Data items
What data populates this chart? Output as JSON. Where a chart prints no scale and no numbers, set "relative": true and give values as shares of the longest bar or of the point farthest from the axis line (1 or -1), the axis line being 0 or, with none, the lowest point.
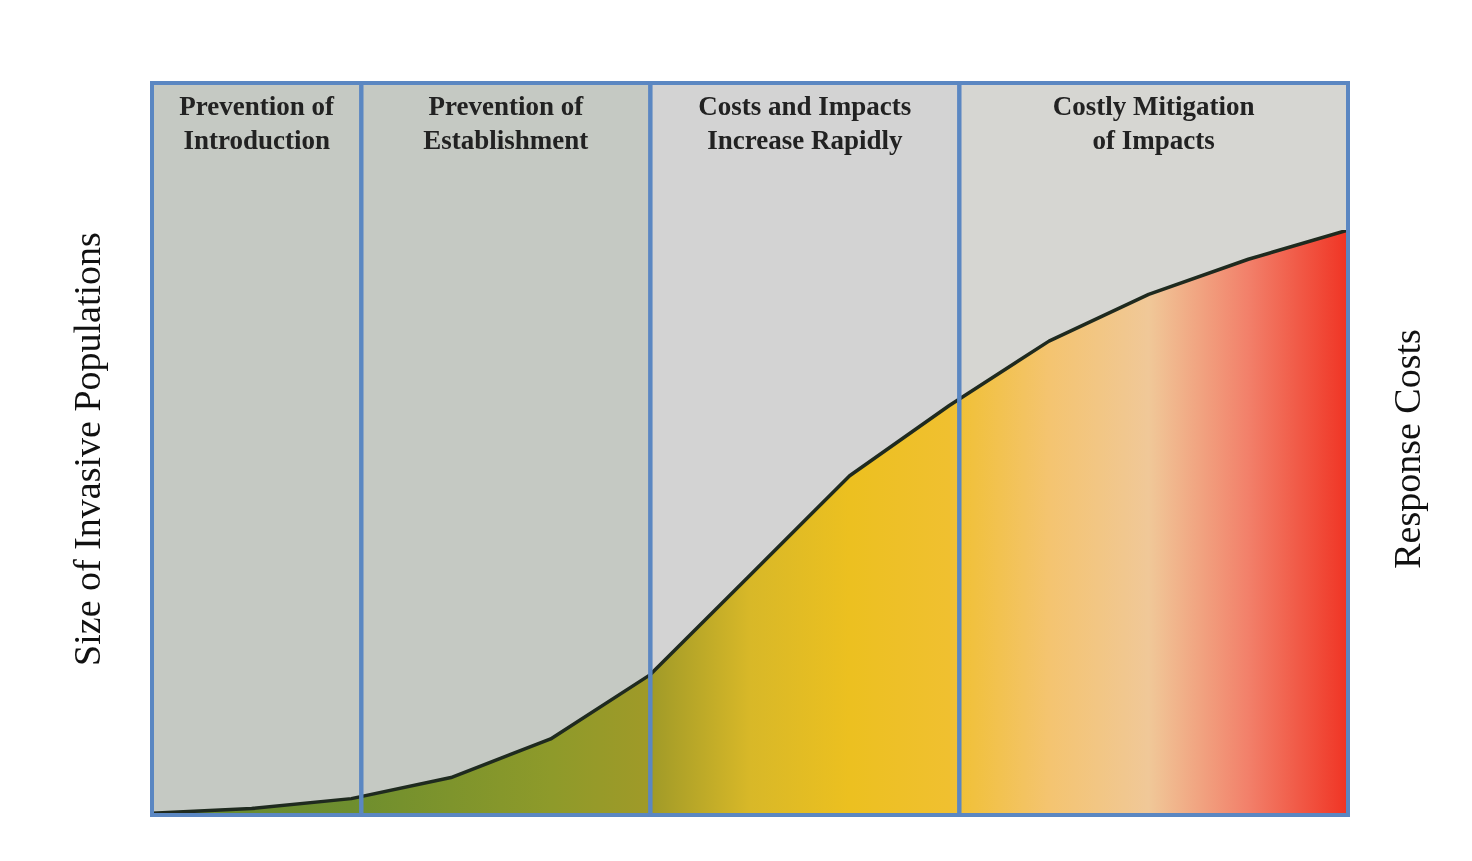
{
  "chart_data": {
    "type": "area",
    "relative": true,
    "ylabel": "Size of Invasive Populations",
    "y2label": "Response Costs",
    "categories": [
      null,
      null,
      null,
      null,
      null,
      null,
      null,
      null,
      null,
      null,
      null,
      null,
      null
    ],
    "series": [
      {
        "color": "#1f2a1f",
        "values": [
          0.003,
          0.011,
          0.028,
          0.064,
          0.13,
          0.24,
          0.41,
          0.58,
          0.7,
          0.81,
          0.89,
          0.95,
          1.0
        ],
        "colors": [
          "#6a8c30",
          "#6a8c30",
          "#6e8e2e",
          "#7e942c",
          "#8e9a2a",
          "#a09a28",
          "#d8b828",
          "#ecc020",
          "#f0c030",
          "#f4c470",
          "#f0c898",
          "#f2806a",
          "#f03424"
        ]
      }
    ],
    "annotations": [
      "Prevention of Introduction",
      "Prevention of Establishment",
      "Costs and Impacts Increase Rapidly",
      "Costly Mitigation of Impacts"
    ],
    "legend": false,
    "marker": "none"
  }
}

#### GIVEN PROBLEM
Repeat each record exactly, with the pictures left out.

#### EXPECTED ANSWER
What data populates this chart? Output as JSON. Where a chart prints no scale and no numbers, set "relative": true and give values as shares of the longest bar or of the point farthest from the axis line (1 or -1), the axis line being 0 or, with none, the lowest point.
{
  "chart_data": {
    "type": "area",
    "relative": true,
    "ylabel": "Size of Invasive Populations",
    "y2label": "Response Costs",
    "categories": [
      null,
      null,
      null,
      null,
      null,
      null,
      null,
      null,
      null,
      null,
      null,
      null,
      null
    ],
    "series": [
      {
        "color": "#1f2a1f",
        "values": [
          0.003,
          0.011,
          0.028,
          0.064,
          0.13,
          0.24,
          0.41,
          0.58,
          0.7,
          0.81,
          0.89,
          0.95,
          1.0
        ],
        "colors": [
          "#6a8c30",
          "#6a8c30",
          "#6e8e2e",
          "#7e942c",
          "#8e9a2a",
          "#a09a28",
          "#d8b828",
          "#ecc020",
          "#f0c030",
          "#f4c470",
          "#f0c898",
          "#f2806a",
          "#f03424"
        ]
      }
    ],
    "annotations": [
      "Prevention of Introduction",
      "Prevention of Establishment",
      "Costs and Impacts Increase Rapidly",
      "Costly Mitigation of Impacts"
    ],
    "legend": false,
    "marker": "none"
  }
}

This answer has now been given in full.